_OBJECTIVE_
Exactly reproduce the lines from the line that has "Parse this chart and return its data as JSON." down to the last line of the entries, inclusive.

_PROVIDED DATA_
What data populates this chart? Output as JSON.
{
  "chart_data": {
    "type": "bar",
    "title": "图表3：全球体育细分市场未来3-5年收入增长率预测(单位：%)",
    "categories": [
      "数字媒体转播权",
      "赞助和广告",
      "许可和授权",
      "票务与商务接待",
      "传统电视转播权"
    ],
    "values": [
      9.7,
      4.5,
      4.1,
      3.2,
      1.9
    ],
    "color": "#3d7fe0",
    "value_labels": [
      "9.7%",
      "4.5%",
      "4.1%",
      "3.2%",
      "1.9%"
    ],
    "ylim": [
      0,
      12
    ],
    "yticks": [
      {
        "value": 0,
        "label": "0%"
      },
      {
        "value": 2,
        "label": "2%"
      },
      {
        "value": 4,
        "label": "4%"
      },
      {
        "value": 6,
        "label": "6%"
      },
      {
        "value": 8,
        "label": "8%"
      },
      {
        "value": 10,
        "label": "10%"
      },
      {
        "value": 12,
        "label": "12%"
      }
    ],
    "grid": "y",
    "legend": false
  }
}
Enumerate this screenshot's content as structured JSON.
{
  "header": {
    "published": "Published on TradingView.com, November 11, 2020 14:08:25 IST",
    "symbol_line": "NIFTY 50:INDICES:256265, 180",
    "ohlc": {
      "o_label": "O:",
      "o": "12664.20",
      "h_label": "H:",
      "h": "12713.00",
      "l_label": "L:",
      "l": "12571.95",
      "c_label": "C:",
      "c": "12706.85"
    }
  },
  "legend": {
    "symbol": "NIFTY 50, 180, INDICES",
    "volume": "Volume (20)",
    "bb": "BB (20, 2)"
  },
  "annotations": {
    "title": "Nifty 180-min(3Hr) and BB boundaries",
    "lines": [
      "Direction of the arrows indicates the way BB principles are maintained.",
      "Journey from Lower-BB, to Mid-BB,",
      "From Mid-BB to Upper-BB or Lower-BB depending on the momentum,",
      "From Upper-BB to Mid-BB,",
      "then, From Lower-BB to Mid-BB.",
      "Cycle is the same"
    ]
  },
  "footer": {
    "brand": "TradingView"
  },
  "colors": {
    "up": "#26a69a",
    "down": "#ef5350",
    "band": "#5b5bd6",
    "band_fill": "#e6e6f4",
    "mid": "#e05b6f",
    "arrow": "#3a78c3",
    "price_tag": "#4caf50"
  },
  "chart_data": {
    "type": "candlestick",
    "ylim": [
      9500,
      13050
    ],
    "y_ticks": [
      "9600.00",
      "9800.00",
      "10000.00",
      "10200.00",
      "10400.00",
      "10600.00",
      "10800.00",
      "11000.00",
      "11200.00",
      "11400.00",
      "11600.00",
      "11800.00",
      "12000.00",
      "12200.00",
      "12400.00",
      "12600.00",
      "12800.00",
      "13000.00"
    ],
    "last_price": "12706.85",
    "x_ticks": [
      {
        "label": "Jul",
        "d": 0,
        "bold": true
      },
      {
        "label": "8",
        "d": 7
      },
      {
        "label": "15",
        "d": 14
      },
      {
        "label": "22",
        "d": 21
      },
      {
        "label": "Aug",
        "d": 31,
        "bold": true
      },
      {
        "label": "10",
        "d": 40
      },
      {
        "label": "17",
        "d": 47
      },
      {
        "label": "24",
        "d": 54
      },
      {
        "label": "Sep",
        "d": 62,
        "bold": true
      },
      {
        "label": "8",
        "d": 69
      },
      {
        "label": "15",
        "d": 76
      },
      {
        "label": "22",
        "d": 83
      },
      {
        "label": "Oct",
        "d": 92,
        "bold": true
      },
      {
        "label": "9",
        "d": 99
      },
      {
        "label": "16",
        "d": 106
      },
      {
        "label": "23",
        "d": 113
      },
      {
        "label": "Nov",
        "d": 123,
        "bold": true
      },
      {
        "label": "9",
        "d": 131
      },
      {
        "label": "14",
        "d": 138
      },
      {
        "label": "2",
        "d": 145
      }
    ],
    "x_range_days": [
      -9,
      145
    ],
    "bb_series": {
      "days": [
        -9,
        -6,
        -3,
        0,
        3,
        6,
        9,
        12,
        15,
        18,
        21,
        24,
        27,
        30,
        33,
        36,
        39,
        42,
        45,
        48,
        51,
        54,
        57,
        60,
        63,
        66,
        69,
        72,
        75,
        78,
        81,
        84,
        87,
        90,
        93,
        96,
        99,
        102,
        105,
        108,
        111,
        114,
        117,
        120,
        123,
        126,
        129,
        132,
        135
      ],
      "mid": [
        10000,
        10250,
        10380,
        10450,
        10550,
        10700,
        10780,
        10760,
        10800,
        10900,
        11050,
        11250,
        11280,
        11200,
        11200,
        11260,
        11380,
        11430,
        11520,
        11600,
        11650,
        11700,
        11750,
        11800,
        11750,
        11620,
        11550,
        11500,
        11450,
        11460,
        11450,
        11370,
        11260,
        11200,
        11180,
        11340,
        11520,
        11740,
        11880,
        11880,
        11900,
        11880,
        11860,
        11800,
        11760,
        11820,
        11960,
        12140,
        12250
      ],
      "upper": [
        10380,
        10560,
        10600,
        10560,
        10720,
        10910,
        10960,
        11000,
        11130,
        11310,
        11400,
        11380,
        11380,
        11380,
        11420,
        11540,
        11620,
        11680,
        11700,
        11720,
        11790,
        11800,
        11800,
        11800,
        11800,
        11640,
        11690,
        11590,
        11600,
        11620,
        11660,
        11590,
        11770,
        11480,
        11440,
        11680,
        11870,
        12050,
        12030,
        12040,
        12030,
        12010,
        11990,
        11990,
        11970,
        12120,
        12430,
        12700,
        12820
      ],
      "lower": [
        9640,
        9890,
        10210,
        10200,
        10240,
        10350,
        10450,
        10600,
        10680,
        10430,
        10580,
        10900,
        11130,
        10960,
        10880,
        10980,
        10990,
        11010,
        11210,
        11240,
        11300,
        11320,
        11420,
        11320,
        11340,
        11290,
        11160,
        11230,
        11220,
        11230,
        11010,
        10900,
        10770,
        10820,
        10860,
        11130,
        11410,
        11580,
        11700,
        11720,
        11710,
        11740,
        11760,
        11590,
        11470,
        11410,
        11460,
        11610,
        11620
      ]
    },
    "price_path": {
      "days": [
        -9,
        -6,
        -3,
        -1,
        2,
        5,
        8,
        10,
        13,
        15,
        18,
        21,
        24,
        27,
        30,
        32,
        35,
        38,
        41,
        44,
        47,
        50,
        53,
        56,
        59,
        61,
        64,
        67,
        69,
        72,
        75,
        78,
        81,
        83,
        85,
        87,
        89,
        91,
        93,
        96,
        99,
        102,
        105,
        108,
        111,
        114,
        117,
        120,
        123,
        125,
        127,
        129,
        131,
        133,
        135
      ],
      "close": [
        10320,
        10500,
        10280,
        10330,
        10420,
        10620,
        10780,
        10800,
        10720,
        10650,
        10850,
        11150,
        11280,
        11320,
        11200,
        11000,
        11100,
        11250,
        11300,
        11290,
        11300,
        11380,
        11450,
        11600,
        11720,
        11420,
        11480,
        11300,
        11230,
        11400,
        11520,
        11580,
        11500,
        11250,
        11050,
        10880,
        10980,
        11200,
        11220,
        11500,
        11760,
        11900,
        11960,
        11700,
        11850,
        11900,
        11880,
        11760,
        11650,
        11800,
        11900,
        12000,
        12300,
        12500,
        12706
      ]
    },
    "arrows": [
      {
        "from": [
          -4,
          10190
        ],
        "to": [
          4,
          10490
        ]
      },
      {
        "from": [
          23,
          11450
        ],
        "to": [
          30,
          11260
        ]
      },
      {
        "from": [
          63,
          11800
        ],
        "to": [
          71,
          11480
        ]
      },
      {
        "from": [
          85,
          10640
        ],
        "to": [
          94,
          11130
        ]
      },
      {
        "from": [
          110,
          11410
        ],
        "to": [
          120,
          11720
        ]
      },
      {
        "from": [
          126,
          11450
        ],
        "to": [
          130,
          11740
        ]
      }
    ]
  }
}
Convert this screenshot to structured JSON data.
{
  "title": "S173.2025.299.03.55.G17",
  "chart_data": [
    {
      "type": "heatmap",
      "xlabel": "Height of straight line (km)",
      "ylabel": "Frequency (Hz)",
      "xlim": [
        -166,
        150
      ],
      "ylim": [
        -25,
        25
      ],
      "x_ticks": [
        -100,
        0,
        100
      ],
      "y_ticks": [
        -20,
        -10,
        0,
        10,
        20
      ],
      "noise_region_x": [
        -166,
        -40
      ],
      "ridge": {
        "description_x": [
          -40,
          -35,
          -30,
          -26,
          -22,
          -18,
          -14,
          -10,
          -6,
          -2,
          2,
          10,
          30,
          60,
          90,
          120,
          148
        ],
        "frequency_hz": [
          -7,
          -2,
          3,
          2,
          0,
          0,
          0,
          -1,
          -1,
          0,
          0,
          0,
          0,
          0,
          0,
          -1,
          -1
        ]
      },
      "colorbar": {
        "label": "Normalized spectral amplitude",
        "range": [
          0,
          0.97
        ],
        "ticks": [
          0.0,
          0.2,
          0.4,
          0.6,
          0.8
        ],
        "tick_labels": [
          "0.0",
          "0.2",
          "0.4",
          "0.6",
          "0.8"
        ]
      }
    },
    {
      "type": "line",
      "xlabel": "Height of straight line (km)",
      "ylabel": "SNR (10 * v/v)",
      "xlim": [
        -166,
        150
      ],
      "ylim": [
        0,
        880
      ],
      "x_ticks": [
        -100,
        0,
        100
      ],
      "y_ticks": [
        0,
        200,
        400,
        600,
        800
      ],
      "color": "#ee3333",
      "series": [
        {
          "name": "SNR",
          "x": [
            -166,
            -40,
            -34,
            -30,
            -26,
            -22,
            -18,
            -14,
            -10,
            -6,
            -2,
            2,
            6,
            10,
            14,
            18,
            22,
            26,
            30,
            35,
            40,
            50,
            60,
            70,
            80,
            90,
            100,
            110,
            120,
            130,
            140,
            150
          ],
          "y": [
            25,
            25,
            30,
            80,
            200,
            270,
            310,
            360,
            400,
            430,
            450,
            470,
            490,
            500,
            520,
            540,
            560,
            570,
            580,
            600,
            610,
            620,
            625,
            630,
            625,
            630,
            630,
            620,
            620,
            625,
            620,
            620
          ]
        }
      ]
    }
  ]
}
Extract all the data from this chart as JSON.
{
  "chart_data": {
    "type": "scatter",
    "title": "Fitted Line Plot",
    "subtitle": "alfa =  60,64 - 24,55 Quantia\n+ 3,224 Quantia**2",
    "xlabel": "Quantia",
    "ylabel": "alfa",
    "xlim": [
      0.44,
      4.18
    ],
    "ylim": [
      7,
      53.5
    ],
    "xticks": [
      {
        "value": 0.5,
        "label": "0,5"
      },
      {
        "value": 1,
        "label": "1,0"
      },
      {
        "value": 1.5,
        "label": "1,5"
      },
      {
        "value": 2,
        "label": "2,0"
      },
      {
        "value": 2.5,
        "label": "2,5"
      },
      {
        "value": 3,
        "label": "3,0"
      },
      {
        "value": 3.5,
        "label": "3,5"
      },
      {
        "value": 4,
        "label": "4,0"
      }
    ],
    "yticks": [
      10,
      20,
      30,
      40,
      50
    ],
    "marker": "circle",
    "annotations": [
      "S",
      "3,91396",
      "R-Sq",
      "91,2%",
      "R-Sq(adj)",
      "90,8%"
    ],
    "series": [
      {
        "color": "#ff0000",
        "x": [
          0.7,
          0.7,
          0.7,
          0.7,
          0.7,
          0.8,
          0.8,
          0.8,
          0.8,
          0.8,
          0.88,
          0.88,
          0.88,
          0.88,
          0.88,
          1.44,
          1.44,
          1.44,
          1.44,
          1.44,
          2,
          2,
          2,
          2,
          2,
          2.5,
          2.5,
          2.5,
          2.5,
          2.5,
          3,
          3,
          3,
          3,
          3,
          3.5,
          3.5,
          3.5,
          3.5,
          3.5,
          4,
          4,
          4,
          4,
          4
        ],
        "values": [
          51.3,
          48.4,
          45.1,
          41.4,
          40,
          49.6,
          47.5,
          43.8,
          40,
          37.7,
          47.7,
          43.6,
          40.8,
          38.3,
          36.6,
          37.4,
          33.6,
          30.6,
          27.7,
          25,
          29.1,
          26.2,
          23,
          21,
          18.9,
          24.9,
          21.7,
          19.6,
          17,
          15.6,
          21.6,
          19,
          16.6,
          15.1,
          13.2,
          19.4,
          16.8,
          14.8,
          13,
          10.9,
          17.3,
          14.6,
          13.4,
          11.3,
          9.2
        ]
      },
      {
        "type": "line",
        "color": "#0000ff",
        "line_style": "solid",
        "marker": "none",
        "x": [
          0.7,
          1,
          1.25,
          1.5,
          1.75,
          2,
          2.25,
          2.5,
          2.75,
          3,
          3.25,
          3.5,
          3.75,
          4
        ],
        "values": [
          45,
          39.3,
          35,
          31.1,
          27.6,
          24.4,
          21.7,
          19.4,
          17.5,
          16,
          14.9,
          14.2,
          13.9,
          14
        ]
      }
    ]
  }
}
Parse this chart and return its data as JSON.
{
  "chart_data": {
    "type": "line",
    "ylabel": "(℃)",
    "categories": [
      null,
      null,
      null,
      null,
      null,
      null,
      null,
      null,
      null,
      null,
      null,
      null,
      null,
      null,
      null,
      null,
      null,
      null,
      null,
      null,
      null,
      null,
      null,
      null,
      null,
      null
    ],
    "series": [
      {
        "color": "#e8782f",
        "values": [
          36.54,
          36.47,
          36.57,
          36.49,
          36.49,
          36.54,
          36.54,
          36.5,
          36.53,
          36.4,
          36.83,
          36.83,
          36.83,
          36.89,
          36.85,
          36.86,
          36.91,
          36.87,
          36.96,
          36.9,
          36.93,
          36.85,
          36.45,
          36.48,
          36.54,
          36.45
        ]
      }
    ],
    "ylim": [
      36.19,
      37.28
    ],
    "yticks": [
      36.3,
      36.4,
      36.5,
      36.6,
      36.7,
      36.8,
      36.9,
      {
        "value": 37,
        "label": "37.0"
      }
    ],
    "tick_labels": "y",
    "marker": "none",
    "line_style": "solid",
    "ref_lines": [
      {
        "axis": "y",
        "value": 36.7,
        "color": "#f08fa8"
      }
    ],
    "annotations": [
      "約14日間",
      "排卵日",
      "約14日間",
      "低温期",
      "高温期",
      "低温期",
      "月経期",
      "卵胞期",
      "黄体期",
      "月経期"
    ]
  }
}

_THE OUTPUT_
Parse this chart and return its data as JSON.
{
  "chart_data": {
    "type": "line",
    "ylabel": "(℃)",
    "categories": [
      null,
      null,
      null,
      null,
      null,
      null,
      null,
      null,
      null,
      null,
      null,
      null,
      null,
      null,
      null,
      null,
      null,
      null,
      null,
      null,
      null,
      null,
      null,
      null,
      null,
      null
    ],
    "series": [
      {
        "color": "#e8782f",
        "values": [
          36.54,
          36.47,
          36.57,
          36.49,
          36.49,
          36.54,
          36.54,
          36.5,
          36.53,
          36.4,
          36.83,
          36.83,
          36.83,
          36.89,
          36.85,
          36.86,
          36.91,
          36.87,
          36.96,
          36.9,
          36.93,
          36.85,
          36.45,
          36.48,
          36.54,
          36.45
        ]
      }
    ],
    "ylim": [
      36.19,
      37.28
    ],
    "yticks": [
      36.3,
      36.4,
      36.5,
      36.6,
      36.7,
      36.8,
      36.9,
      {
        "value": 37,
        "label": "37.0"
      }
    ],
    "tick_labels": "y",
    "marker": "none",
    "line_style": "solid",
    "ref_lines": [
      {
        "axis": "y",
        "value": 36.7,
        "color": "#f08fa8"
      }
    ],
    "annotations": [
      "約14日間",
      "排卵日",
      "約14日間",
      "低温期",
      "高温期",
      "低温期",
      "月経期",
      "卵胞期",
      "黄体期",
      "月経期"
    ]
  }
}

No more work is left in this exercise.